> **Prompt**: Rewrite the material below with every "ticket-icon" replaced by "coupon-icon", keeping all other lines unchanged and leaving out the pictures.
============================================================
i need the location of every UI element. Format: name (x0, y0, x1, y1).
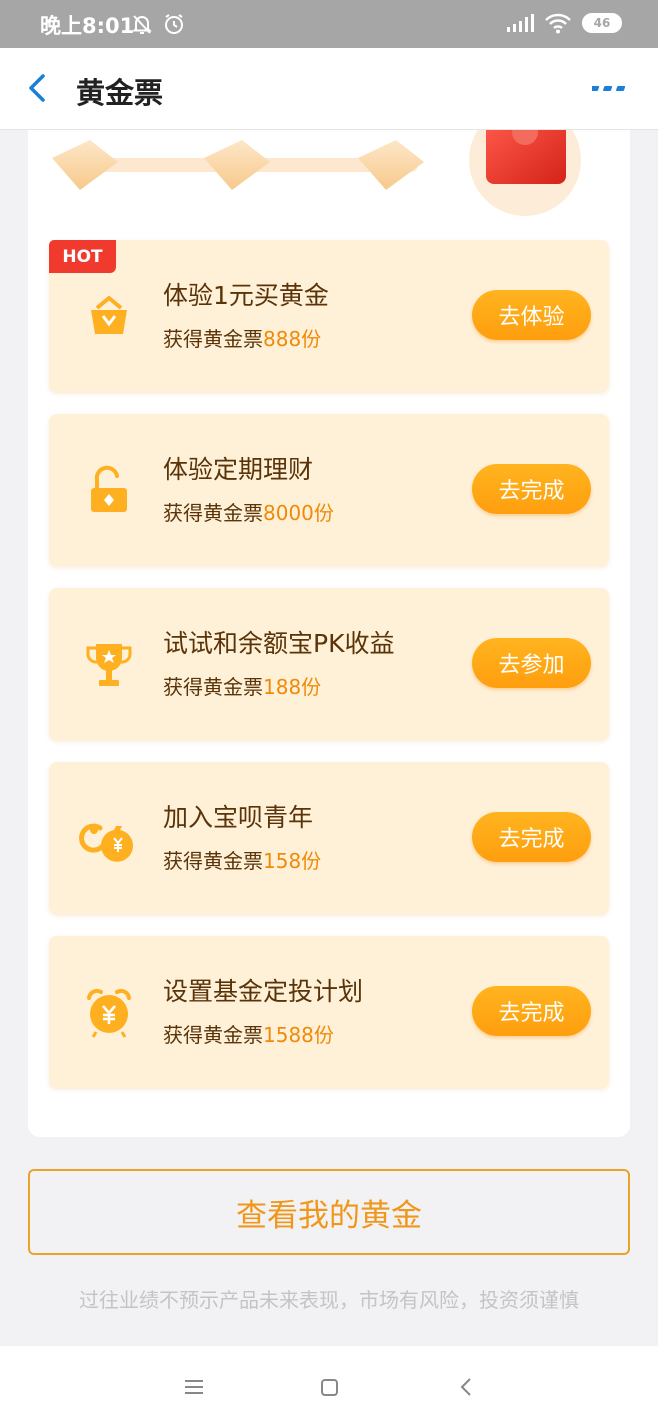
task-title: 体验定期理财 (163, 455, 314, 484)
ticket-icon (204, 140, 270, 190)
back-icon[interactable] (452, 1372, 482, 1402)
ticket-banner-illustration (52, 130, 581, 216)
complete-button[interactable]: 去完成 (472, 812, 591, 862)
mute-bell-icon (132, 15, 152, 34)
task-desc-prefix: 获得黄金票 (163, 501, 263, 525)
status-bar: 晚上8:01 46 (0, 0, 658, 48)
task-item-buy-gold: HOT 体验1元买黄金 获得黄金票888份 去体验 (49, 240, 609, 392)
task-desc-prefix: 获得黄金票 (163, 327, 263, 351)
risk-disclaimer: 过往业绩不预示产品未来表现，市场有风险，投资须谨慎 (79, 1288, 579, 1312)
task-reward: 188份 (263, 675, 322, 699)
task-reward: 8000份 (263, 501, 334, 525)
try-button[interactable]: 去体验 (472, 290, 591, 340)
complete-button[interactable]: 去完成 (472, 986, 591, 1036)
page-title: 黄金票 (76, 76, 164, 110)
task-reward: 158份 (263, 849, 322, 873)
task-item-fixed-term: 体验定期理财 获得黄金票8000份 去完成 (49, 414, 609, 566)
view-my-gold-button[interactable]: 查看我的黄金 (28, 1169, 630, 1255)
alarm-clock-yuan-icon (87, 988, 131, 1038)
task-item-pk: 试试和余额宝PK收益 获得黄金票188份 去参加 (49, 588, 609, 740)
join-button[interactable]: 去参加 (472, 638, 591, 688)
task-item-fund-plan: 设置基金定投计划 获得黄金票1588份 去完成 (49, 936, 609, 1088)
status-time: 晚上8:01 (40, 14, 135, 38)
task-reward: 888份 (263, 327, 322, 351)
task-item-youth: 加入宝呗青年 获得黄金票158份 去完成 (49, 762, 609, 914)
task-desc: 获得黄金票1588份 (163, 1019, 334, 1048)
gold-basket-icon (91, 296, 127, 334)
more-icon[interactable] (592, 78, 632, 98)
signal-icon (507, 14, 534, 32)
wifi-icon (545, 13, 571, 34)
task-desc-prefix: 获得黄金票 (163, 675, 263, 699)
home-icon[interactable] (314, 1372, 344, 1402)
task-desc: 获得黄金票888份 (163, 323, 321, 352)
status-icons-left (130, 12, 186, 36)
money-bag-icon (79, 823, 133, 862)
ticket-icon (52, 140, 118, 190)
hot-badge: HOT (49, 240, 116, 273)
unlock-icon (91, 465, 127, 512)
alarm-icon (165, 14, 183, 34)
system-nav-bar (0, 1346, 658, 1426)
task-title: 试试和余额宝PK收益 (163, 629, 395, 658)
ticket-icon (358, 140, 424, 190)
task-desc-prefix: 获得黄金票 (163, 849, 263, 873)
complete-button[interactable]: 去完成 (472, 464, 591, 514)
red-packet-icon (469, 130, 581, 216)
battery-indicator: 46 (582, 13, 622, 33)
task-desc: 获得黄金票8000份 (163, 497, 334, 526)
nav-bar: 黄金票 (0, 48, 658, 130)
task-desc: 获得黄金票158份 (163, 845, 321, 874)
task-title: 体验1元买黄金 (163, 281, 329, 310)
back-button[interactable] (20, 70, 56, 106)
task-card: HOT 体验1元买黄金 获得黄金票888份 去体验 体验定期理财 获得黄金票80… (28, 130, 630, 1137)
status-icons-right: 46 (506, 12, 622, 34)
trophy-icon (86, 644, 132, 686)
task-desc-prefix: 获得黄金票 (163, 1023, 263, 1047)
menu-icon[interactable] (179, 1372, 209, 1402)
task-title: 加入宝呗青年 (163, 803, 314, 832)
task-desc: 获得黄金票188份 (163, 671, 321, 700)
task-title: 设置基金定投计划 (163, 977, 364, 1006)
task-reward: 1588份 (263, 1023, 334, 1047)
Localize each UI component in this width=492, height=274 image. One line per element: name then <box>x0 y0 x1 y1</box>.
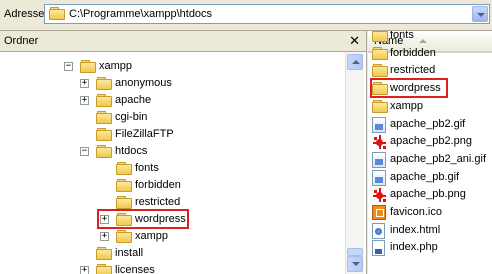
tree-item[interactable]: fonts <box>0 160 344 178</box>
============================================================
> **Solution below**:
i need the location of every UI element. Format: name (x0, y0, x1, y1).
task-title: 体验定期理财 (163, 455, 314, 484)
coupon-icon (204, 140, 270, 190)
back-icon[interactable] (452, 1372, 482, 1402)
ticket-banner-illustration (52, 130, 581, 216)
complete-button[interactable]: 去完成 (472, 812, 591, 862)
mute-bell-icon (132, 15, 152, 34)
task-desc-prefix: 获得黄金票 (163, 501, 263, 525)
status-bar: 晚上8:01 46 (0, 0, 658, 48)
task-item-buy-gold: HOT 体验1元买黄金 获得黄金票888份 去体验 (49, 240, 609, 392)
task-desc-prefix: 获得黄金票 (163, 327, 263, 351)
risk-disclaimer: 过往业绩不预示产品未来表现，市场有风险，投资须谨慎 (79, 1288, 579, 1312)
task-reward: 188份 (263, 675, 322, 699)
task-reward: 8000份 (263, 501, 334, 525)
try-button[interactable]: 去体验 (472, 290, 591, 340)
complete-button[interactable]: 去完成 (472, 986, 591, 1036)
page-title: 黄金票 (76, 76, 164, 110)
task-reward: 158份 (263, 849, 322, 873)
task-item-fixed-term: 体验定期理财 获得黄金票8000份 去完成 (49, 414, 609, 566)
view-my-gold-button[interactable]: 查看我的黄金 (28, 1169, 630, 1255)
alarm-clock-yuan-icon (87, 988, 131, 1038)
task-item-pk: 试试和余额宝PK收益 获得黄金票188份 去参加 (49, 588, 609, 740)
join-button[interactable]: 去参加 (472, 638, 591, 688)
task-item-fund-plan: 设置基金定投计划 获得黄金票1588份 去完成 (49, 936, 609, 1088)
status-time: 晚上8:01 (40, 14, 135, 38)
task-reward: 888份 (263, 327, 322, 351)
task-item-youth: 加入宝呗青年 获得黄金票158份 去完成 (49, 762, 609, 914)
task-desc: 获得黄金票1588份 (163, 1019, 334, 1048)
gold-basket-icon (91, 296, 127, 334)
more-icon[interactable] (592, 78, 632, 98)
signal-icon (507, 14, 534, 32)
wifi-icon (545, 13, 571, 34)
task-desc-prefix: 获得黄金票 (163, 675, 263, 699)
home-icon[interactable] (314, 1372, 344, 1402)
task-desc: 获得黄金票888份 (163, 323, 321, 352)
status-icons-left (130, 12, 186, 36)
money-bag-icon (79, 823, 133, 862)
coupon-icon (52, 140, 118, 190)
hot-badge: HOT (49, 240, 116, 273)
unlock-icon (91, 465, 127, 512)
alarm-icon (165, 14, 183, 34)
system-nav-bar (0, 1346, 658, 1426)
task-title: 试试和余额宝PK收益 (163, 629, 395, 658)
coupon-icon (358, 140, 424, 190)
task-desc-prefix: 获得黄金票 (163, 849, 263, 873)
complete-button[interactable]: 去完成 (472, 464, 591, 514)
red-packet-icon (469, 130, 581, 216)
battery-indicator: 46 (582, 13, 622, 33)
task-desc: 获得黄金票8000份 (163, 497, 334, 526)
nav-bar: 黄金票 (0, 48, 658, 130)
task-desc: 获得黄金票158份 (163, 845, 321, 874)
task-title: 体验1元买黄金 (163, 281, 329, 310)
back-button[interactable] (20, 70, 56, 106)
task-card: HOT 体验1元买黄金 获得黄金票888份 去体验 体验定期理财 获得黄金票80… (28, 130, 630, 1137)
status-icons-right: 46 (506, 12, 622, 34)
trophy-icon (86, 644, 132, 686)
task-desc-prefix: 获得黄金票 (163, 1023, 263, 1047)
menu-icon[interactable] (179, 1372, 209, 1402)
task-title: 加入宝呗青年 (163, 803, 314, 832)
task-desc: 获得黄金票188份 (163, 671, 321, 700)
task-title: 设置基金定投计划 (163, 977, 364, 1006)
task-reward: 1588份 (263, 1023, 334, 1047)
Localize each UI component in this width=492, height=274 image. One line per element: name then <box>x0 y0 x1 y1</box>.
tree-item[interactable]: fonts <box>0 160 344 178</box>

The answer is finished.